**YOUR INSTRUCTIONS:** A single number is the answer here: how many lines of the entries contain "utilisation"?
*-*-*
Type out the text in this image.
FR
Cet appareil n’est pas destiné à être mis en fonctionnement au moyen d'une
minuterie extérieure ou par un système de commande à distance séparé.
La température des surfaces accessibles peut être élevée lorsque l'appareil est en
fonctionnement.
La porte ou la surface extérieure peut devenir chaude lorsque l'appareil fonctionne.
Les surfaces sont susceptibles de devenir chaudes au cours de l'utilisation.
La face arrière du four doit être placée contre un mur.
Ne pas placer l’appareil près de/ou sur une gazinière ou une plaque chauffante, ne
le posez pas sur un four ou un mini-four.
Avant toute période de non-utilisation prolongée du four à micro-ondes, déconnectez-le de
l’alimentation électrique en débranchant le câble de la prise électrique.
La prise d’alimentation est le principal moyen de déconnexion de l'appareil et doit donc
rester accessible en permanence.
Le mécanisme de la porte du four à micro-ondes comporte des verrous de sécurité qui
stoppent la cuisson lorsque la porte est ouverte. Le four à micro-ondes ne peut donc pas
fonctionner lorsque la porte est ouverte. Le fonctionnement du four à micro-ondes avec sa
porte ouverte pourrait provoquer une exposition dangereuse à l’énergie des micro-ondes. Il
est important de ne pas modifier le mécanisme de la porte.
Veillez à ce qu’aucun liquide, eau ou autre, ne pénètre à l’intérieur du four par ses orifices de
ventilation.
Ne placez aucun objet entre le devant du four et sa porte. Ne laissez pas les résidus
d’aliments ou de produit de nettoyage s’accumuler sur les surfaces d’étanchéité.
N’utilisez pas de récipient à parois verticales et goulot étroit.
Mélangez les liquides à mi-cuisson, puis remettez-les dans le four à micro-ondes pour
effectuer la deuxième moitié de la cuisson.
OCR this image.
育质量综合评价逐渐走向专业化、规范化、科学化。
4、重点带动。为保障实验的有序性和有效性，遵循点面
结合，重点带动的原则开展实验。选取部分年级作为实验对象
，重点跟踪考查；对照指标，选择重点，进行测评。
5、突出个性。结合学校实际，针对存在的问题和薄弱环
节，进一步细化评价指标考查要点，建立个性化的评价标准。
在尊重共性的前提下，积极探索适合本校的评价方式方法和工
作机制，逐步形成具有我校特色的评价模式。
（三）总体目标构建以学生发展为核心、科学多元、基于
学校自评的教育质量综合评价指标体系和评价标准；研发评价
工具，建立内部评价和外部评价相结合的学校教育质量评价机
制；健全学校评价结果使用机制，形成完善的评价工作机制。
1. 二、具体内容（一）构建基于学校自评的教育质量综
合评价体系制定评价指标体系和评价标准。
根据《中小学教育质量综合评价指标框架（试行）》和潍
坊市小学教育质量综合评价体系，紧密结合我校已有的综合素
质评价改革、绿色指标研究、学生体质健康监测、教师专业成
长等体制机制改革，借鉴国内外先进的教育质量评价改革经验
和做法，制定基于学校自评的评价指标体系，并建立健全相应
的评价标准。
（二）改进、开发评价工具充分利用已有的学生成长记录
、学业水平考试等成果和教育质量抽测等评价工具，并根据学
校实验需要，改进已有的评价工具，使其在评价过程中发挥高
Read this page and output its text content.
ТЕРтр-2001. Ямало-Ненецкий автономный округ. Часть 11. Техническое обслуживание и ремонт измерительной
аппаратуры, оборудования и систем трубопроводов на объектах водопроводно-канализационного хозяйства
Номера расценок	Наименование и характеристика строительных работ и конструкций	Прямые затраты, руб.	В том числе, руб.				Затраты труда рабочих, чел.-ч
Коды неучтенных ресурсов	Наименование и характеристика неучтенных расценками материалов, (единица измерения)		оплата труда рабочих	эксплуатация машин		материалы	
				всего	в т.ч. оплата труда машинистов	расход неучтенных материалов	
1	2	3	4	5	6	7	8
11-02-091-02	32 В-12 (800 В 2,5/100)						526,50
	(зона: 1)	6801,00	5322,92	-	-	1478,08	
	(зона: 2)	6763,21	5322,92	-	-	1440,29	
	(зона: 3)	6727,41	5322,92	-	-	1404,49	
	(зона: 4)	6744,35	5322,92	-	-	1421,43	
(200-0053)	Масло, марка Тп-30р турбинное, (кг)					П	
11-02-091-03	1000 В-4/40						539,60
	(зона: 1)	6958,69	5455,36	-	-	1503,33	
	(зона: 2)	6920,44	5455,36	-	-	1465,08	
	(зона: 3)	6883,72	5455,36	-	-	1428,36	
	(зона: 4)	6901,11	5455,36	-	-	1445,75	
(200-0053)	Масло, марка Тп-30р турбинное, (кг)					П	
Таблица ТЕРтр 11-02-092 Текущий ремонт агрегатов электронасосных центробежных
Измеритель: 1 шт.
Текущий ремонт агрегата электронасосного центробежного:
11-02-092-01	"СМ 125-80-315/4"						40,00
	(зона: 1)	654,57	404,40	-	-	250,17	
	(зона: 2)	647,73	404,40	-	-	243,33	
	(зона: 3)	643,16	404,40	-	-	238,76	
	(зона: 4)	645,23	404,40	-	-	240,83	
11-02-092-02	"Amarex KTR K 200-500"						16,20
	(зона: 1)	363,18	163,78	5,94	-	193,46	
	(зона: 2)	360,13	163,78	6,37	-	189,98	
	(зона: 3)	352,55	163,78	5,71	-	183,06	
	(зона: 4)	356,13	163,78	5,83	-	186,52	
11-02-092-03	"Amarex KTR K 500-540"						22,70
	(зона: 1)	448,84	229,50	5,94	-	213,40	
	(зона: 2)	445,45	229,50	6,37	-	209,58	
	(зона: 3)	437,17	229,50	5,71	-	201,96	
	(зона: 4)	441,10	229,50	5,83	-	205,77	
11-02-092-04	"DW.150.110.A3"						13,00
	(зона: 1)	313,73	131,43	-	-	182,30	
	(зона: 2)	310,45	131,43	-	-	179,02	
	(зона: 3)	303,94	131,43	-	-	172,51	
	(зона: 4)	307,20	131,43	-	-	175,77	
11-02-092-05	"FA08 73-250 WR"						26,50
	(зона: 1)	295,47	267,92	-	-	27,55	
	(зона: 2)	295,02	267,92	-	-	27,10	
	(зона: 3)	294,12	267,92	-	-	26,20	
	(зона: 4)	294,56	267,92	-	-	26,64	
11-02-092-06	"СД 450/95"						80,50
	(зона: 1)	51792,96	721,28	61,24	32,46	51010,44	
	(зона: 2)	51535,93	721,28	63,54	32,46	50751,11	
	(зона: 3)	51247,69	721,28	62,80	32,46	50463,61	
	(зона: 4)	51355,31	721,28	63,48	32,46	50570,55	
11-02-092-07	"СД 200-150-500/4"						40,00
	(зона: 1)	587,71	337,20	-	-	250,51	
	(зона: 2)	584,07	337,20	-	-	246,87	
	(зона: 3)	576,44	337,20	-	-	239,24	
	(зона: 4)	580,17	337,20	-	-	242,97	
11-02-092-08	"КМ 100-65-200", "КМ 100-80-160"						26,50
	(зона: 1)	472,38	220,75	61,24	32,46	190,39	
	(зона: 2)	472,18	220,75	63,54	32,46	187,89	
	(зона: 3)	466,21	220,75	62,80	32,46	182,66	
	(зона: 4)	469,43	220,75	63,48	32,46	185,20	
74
*-*-*
**RESULT:** 2